** Listed entries **
_ _ _ _ _

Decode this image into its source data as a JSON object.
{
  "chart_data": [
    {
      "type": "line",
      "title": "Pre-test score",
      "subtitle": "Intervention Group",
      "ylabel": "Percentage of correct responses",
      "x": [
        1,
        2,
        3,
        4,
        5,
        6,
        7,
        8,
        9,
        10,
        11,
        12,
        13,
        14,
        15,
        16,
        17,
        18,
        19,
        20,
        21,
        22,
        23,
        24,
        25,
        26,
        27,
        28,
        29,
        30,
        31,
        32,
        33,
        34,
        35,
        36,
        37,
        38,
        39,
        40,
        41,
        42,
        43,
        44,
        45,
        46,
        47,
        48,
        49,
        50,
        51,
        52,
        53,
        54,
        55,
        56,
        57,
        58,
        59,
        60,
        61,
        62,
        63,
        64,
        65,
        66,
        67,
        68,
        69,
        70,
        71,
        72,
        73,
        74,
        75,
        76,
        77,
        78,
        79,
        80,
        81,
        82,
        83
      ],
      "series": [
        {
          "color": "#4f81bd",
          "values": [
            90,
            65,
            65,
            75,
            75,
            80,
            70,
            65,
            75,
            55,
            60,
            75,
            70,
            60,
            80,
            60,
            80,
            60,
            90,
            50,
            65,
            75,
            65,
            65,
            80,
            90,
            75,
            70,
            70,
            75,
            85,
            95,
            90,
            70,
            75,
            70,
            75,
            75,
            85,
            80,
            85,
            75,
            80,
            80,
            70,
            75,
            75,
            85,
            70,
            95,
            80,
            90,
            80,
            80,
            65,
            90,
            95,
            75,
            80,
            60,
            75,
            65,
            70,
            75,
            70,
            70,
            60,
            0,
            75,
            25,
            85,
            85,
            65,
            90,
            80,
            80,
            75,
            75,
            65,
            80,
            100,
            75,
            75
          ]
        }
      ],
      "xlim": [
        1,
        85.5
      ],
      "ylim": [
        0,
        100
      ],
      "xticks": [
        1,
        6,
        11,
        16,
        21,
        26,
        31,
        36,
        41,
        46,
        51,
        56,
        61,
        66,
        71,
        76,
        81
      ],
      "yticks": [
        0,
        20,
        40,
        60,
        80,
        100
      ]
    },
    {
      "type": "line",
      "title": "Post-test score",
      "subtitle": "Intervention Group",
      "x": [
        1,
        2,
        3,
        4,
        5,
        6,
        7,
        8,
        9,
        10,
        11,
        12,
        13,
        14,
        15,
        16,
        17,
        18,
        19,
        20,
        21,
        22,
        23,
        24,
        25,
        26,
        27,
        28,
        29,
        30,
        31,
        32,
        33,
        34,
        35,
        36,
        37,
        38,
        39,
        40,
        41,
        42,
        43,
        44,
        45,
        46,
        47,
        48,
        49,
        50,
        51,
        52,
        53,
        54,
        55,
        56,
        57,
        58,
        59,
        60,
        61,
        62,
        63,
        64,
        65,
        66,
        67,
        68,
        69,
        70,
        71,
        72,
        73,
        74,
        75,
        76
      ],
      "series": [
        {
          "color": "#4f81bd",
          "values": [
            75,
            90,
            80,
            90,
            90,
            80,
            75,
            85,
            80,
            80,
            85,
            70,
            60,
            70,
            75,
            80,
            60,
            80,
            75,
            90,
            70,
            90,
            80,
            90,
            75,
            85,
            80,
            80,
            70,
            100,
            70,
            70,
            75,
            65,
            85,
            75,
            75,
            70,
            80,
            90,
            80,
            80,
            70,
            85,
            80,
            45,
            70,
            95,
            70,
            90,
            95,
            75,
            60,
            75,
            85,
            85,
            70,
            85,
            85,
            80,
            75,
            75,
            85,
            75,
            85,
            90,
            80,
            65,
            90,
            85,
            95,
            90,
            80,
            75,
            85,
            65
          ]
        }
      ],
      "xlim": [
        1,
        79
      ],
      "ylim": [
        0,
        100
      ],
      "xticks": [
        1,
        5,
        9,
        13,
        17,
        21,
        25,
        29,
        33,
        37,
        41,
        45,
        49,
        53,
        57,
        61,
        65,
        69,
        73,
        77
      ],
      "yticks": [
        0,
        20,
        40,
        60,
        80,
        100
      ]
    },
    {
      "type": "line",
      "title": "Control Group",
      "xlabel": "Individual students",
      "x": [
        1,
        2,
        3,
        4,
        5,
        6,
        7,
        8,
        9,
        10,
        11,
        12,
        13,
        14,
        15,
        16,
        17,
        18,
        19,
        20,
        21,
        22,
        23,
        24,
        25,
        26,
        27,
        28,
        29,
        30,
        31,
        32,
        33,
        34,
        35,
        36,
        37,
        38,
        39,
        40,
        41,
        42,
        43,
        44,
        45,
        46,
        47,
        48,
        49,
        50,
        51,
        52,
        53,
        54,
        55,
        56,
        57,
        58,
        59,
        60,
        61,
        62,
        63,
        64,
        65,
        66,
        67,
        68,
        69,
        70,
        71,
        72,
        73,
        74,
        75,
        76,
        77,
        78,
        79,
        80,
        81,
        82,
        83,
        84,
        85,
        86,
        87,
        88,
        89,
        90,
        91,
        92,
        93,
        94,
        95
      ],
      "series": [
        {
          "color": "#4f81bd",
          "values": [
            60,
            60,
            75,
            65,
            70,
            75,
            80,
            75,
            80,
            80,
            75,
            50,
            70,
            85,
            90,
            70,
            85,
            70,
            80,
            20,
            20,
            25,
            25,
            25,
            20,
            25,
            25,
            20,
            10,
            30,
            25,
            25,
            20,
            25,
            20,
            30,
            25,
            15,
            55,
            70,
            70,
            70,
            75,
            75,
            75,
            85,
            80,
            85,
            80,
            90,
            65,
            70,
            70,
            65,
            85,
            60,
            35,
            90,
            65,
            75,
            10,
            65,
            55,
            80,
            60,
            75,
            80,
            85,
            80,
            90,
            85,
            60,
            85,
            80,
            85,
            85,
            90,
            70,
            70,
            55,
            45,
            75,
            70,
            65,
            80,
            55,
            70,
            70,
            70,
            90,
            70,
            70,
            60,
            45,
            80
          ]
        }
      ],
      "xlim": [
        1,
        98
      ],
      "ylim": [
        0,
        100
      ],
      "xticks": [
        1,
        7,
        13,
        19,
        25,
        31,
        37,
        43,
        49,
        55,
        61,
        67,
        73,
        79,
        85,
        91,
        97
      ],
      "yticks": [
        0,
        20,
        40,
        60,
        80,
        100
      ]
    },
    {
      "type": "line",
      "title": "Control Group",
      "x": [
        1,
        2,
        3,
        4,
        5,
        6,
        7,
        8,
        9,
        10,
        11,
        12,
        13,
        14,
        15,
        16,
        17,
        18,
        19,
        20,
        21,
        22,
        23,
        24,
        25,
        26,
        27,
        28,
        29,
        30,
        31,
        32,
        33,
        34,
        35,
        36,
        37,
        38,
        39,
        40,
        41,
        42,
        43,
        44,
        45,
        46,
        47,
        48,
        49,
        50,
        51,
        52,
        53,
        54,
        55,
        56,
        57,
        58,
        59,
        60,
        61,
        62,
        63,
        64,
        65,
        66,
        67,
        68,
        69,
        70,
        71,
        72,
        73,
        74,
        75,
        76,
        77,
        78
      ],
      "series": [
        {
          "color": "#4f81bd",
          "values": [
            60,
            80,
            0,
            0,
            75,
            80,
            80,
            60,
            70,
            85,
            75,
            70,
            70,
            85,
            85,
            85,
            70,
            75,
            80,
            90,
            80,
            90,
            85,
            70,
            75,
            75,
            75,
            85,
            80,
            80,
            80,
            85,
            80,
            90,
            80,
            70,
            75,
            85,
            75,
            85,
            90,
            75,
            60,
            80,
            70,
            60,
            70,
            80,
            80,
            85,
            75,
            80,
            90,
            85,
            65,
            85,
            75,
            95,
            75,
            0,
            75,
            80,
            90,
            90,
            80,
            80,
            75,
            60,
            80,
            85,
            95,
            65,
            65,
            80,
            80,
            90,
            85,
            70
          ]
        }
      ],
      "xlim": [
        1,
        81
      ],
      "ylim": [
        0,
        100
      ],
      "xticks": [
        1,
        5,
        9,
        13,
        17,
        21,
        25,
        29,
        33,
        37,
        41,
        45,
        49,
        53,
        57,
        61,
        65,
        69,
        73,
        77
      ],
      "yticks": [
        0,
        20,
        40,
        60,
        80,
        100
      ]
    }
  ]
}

_ _ _ _ _

** Your goal **
From the records above, pull out every line containing the word "score".

** Written solution **
      "title": "Pre-test score",
      "title": "Post-test score",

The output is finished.